_Task instructions:_
Set down the material below word for word, excluding the pictures.

_Given records:_
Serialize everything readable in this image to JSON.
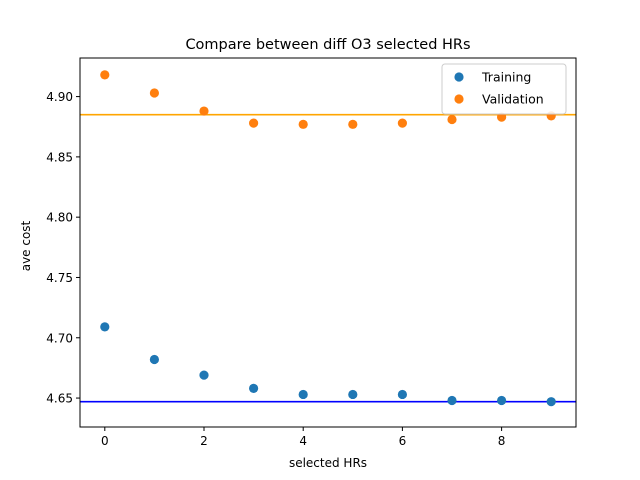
{
  "chart_data": {
    "type": "scatter",
    "title": "Compare between diff O3 selected HRs",
    "xlabel": "selected HRs",
    "ylabel": "ave cost",
    "xlim": [
      -0.5,
      9.5
    ],
    "ylim": [
      4.626,
      4.932
    ],
    "xticks": [
      0,
      2,
      4,
      6,
      8
    ],
    "yticks": [
      4.65,
      4.7,
      4.75,
      4.8,
      4.85,
      4.9
    ],
    "ytick_labels": [
      "4.65",
      "4.70",
      "4.75",
      "4.80",
      "4.85",
      "4.90"
    ],
    "grid": false,
    "legend_position": "top-right",
    "series": [
      {
        "name": "Training",
        "color": "#1f77b4",
        "x": [
          0,
          1,
          2,
          3,
          4,
          5,
          6,
          7,
          8,
          9
        ],
        "y": [
          4.709,
          4.682,
          4.669,
          4.658,
          4.653,
          4.653,
          4.653,
          4.648,
          4.648,
          4.647
        ]
      },
      {
        "name": "Validation",
        "color": "#ff7f0e",
        "x": [
          0,
          1,
          2,
          3,
          4,
          5,
          6,
          7,
          8,
          9
        ],
        "y": [
          4.918,
          4.903,
          4.888,
          4.878,
          4.877,
          4.877,
          4.878,
          4.881,
          4.883,
          4.884
        ]
      }
    ],
    "hlines": [
      {
        "y": 4.885,
        "color": "#ffa500"
      },
      {
        "y": 4.647,
        "color": "#0000ff"
      }
    ]
  }
}
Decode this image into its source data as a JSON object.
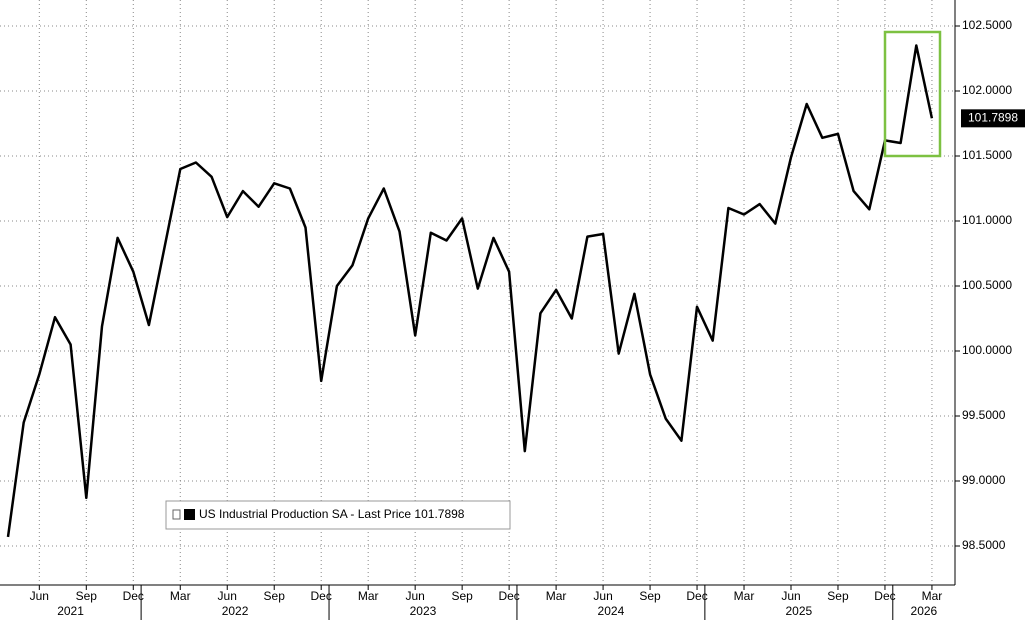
{
  "chart_data": {
    "type": "line",
    "x": [
      "2021-04",
      "2021-05",
      "2021-06",
      "2021-07",
      "2021-08",
      "2021-09",
      "2021-10",
      "2021-11",
      "2021-12",
      "2022-01",
      "2022-02",
      "2022-03",
      "2022-04",
      "2022-05",
      "2022-06",
      "2022-07",
      "2022-08",
      "2022-09",
      "2022-10",
      "2022-11",
      "2022-12",
      "2023-01",
      "2023-02",
      "2023-03",
      "2023-04",
      "2023-05",
      "2023-06",
      "2023-07",
      "2023-08",
      "2023-09",
      "2023-10",
      "2023-11",
      "2023-12",
      "2024-01",
      "2024-02",
      "2024-03",
      "2024-04",
      "2024-05",
      "2024-06",
      "2024-07",
      "2024-08",
      "2024-09",
      "2024-10",
      "2024-11",
      "2024-12",
      "2025-01",
      "2025-02",
      "2025-03",
      "2025-04",
      "2025-05",
      "2025-06",
      "2025-07",
      "2025-08",
      "2025-09",
      "2025-10",
      "2025-11",
      "2025-12",
      "2026-01",
      "2026-02",
      "2026-03"
    ],
    "series": [
      {
        "name": "US Industrial Production SA - Last Price 101.7898",
        "color": "#000000",
        "values": [
          98.57,
          99.45,
          99.82,
          100.26,
          100.05,
          98.87,
          100.19,
          100.87,
          100.61,
          100.2,
          100.8,
          101.4,
          101.45,
          101.34,
          101.03,
          101.23,
          101.11,
          101.29,
          101.25,
          100.95,
          99.77,
          100.5,
          100.66,
          101.02,
          101.25,
          100.92,
          100.12,
          100.91,
          100.85,
          101.02,
          100.48,
          100.87,
          100.61,
          99.23,
          100.29,
          100.47,
          100.25,
          100.88,
          100.9,
          99.98,
          100.44,
          99.82,
          99.48,
          99.31,
          100.34,
          100.08,
          101.1,
          101.05,
          101.13,
          100.98,
          101.49,
          101.9,
          101.64,
          101.67,
          101.23,
          101.09,
          101.62,
          101.6,
          102.35,
          101.7898
        ]
      }
    ],
    "ylim": [
      98.25,
      102.65
    ],
    "yticks": [
      {
        "value": 98.5,
        "label": "98.5000"
      },
      {
        "value": 99,
        "label": "99.0000"
      },
      {
        "value": 99.5,
        "label": "99.5000"
      },
      {
        "value": 100,
        "label": "100.0000"
      },
      {
        "value": 100.5,
        "label": "100.5000"
      },
      {
        "value": 101,
        "label": "101.0000"
      },
      {
        "value": 101.5,
        "label": "101.5000"
      },
      {
        "value": 102,
        "label": "102.0000"
      },
      {
        "value": 102.5,
        "label": "102.5000"
      }
    ],
    "xticks": [
      {
        "value": "2021-06",
        "label": "Jun"
      },
      {
        "value": "2021-09",
        "label": "Sep"
      },
      {
        "value": "2021-12",
        "label": "Dec"
      },
      {
        "value": "2022-03",
        "label": "Mar"
      },
      {
        "value": "2022-06",
        "label": "Jun"
      },
      {
        "value": "2022-09",
        "label": "Sep"
      },
      {
        "value": "2022-12",
        "label": "Dec"
      },
      {
        "value": "2023-03",
        "label": "Mar"
      },
      {
        "value": "2023-06",
        "label": "Jun"
      },
      {
        "value": "2023-09",
        "label": "Sep"
      },
      {
        "value": "2023-12",
        "label": "Dec"
      },
      {
        "value": "2024-03",
        "label": "Mar"
      },
      {
        "value": "2024-06",
        "label": "Jun"
      },
      {
        "value": "2024-09",
        "label": "Sep"
      },
      {
        "value": "2024-12",
        "label": "Dec"
      },
      {
        "value": "2025-03",
        "label": "Mar"
      },
      {
        "value": "2025-06",
        "label": "Jun"
      },
      {
        "value": "2025-09",
        "label": "Sep"
      },
      {
        "value": "2025-12",
        "label": "Dec"
      },
      {
        "value": "2026-03",
        "label": "Mar"
      }
    ],
    "years": [
      "2021",
      "2022",
      "2023",
      "2024",
      "2025",
      "2026"
    ],
    "grid": true
  }
}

_Answer below:_
Serialize everything readable in this image to JSON.
{
  "chart_data": {
    "type": "scatter",
    "title": "Compare between diff O3 selected HRs",
    "xlabel": "selected HRs",
    "ylabel": "ave cost",
    "xlim": [
      -0.5,
      9.5
    ],
    "ylim": [
      4.626,
      4.932
    ],
    "xticks": [
      0,
      2,
      4,
      6,
      8
    ],
    "yticks": [
      4.65,
      4.7,
      4.75,
      4.8,
      4.85,
      4.9
    ],
    "ytick_labels": [
      "4.65",
      "4.70",
      "4.75",
      "4.80",
      "4.85",
      "4.90"
    ],
    "grid": false,
    "legend_position": "top-right",
    "series": [
      {
        "name": "Training",
        "color": "#1f77b4",
        "x": [
          0,
          1,
          2,
          3,
          4,
          5,
          6,
          7,
          8,
          9
        ],
        "y": [
          4.709,
          4.682,
          4.669,
          4.658,
          4.653,
          4.653,
          4.653,
          4.648,
          4.648,
          4.647
        ]
      },
      {
        "name": "Validation",
        "color": "#ff7f0e",
        "x": [
          0,
          1,
          2,
          3,
          4,
          5,
          6,
          7,
          8,
          9
        ],
        "y": [
          4.918,
          4.903,
          4.888,
          4.878,
          4.877,
          4.877,
          4.878,
          4.881,
          4.883,
          4.884
        ]
      }
    ],
    "hlines": [
      {
        "y": 4.885,
        "color": "#ffa500"
      },
      {
        "y": 4.647,
        "color": "#0000ff"
      }
    ]
  }
}
Decode this image into its source data as a JSON object.
{
  "chart_data": {
    "type": "line",
    "x": [
      "2021-04",
      "2021-05",
      "2021-06",
      "2021-07",
      "2021-08",
      "2021-09",
      "2021-10",
      "2021-11",
      "2021-12",
      "2022-01",
      "2022-02",
      "2022-03",
      "2022-04",
      "2022-05",
      "2022-06",
      "2022-07",
      "2022-08",
      "2022-09",
      "2022-10",
      "2022-11",
      "2022-12",
      "2023-01",
      "2023-02",
      "2023-03",
      "2023-04",
      "2023-05",
      "2023-06",
      "2023-07",
      "2023-08",
      "2023-09",
      "2023-10",
      "2023-11",
      "2023-12",
      "2024-01",
      "2024-02",
      "2024-03",
      "2024-04",
      "2024-05",
      "2024-06",
      "2024-07",
      "2024-08",
      "2024-09",
      "2024-10",
      "2024-11",
      "2024-12",
      "2025-01",
      "2025-02",
      "2025-03",
      "2025-04",
      "2025-05",
      "2025-06",
      "2025-07",
      "2025-08",
      "2025-09",
      "2025-10",
      "2025-11",
      "2025-12",
      "2026-01",
      "2026-02",
      "2026-03"
    ],
    "series": [
      {
        "name": "US Industrial Production SA - Last Price 101.7898",
        "color": "#000000",
        "values": [
          98.57,
          99.45,
          99.82,
          100.26,
          100.05,
          98.87,
          100.19,
          100.87,
          100.61,
          100.2,
          100.8,
          101.4,
          101.45,
          101.34,
          101.03,
          101.23,
          101.11,
          101.29,
          101.25,
          100.95,
          99.77,
          100.5,
          100.66,
          101.02,
          101.25,
          100.92,
          100.12,
          100.91,
          100.85,
          101.02,
          100.48,
          100.87,
          100.61,
          99.23,
          100.29,
          100.47,
          100.25,
          100.88,
          100.9,
          99.98,
          100.44,
          99.82,
          99.48,
          99.31,
          100.34,
          100.08,
          101.1,
          101.05,
          101.13,
          100.98,
          101.49,
          101.9,
          101.64,
          101.67,
          101.23,
          101.09,
          101.62,
          101.6,
          102.35,
          101.7898
        ]
      }
    ],
    "ylim": [
      98.25,
      102.65
    ],
    "yticks": [
      {
        "value": 98.5,
        "label": "98.5000"
      },
      {
        "value": 99,
        "label": "99.0000"
      },
      {
        "value": 99.5,
        "label": "99.5000"
      },
      {
        "value": 100,
        "label": "100.0000"
      },
      {
        "value": 100.5,
        "label": "100.5000"
      },
      {
        "value": 101,
        "label": "101.0000"
      },
      {
        "value": 101.5,
        "label": "101.5000"
      },
      {
        "value": 102,
        "label": "102.0000"
      },
      {
        "value": 102.5,
        "label": "102.5000"
      }
    ],
    "xticks": [
      {
        "value": "2021-06",
        "label": "Jun"
      },
      {
        "value": "2021-09",
        "label": "Sep"
      },
      {
        "value": "2021-12",
        "label": "Dec"
      },
      {
        "value": "2022-03",
        "label": "Mar"
      },
      {
        "value": "2022-06",
        "label": "Jun"
      },
      {
        "value": "2022-09",
        "label": "Sep"
      },
      {
        "value": "2022-12",
        "label": "Dec"
      },
      {
        "value": "2023-03",
        "label": "Mar"
      },
      {
        "value": "2023-06",
        "label": "Jun"
      },
      {
        "value": "2023-09",
        "label": "Sep"
      },
      {
        "value": "2023-12",
        "label": "Dec"
      },
      {
        "value": "2024-03",
        "label": "Mar"
      },
      {
        "value": "2024-06",
        "label": "Jun"
      },
      {
        "value": "2024-09",
        "label": "Sep"
      },
      {
        "value": "2024-12",
        "label": "Dec"
      },
      {
        "value": "2025-03",
        "label": "Mar"
      },
      {
        "value": "2025-06",
        "label": "Jun"
      },
      {
        "value": "2025-09",
        "label": "Sep"
      },
      {
        "value": "2025-12",
        "label": "Dec"
      },
      {
        "value": "2026-03",
        "label": "Mar"
      }
    ],
    "years": [
      "2021",
      "2022",
      "2023",
      "2024",
      "2025",
      "2026"
    ],
    "grid": true
  }
}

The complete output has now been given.